** begin Entries shown **
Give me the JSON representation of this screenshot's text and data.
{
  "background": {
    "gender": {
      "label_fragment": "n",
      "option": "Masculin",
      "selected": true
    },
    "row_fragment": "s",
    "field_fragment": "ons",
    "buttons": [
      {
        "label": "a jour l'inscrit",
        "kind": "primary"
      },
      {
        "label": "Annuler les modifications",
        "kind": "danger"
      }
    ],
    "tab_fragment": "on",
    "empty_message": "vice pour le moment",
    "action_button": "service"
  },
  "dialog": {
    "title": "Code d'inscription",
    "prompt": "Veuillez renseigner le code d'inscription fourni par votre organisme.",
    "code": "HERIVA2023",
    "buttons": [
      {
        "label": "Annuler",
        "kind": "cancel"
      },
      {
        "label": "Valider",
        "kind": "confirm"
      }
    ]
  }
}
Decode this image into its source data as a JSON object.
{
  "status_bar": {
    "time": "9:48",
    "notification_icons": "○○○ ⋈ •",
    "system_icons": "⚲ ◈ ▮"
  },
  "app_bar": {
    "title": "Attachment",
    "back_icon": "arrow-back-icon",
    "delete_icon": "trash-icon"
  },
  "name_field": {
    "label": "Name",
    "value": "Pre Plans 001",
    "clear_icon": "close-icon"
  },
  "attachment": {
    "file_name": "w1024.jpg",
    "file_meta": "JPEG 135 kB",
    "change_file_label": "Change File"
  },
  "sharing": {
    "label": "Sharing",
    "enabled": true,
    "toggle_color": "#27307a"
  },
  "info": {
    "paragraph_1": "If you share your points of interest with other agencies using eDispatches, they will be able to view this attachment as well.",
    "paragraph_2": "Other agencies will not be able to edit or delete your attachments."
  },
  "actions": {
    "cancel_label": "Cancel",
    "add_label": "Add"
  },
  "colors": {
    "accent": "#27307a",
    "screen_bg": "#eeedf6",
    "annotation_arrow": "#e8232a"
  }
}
** end Entries shown **
* **Set task**
Write out the lines above from the one containing "Decode this image" through the last, exactly as they are.

* **Task output**
Decode this image into its source data as a JSON object.
{
  "status_bar": {
    "time": "9:48",
    "notification_icons": "○○○ ⋈ •",
    "system_icons": "⚲ ◈ ▮"
  },
  "app_bar": {
    "title": "Attachment",
    "back_icon": "arrow-back-icon",
    "delete_icon": "trash-icon"
  },
  "name_field": {
    "label": "Name",
    "value": "Pre Plans 001",
    "clear_icon": "close-icon"
  },
  "attachment": {
    "file_name": "w1024.jpg",
    "file_meta": "JPEG 135 kB",
    "change_file_label": "Change File"
  },
  "sharing": {
    "label": "Sharing",
    "enabled": true,
    "toggle_color": "#27307a"
  },
  "info": {
    "paragraph_1": "If you share your points of interest with other agencies using eDispatches, they will be able to view this attachment as well.",
    "paragraph_2": "Other agencies will not be able to edit or delete your attachments."
  },
  "actions": {
    "cancel_label": "Cancel",
    "add_label": "Add"
  },
  "colors": {
    "accent": "#27307a",
    "screen_bg": "#eeedf6",
    "annotation_arrow": "#e8232a"
  }
}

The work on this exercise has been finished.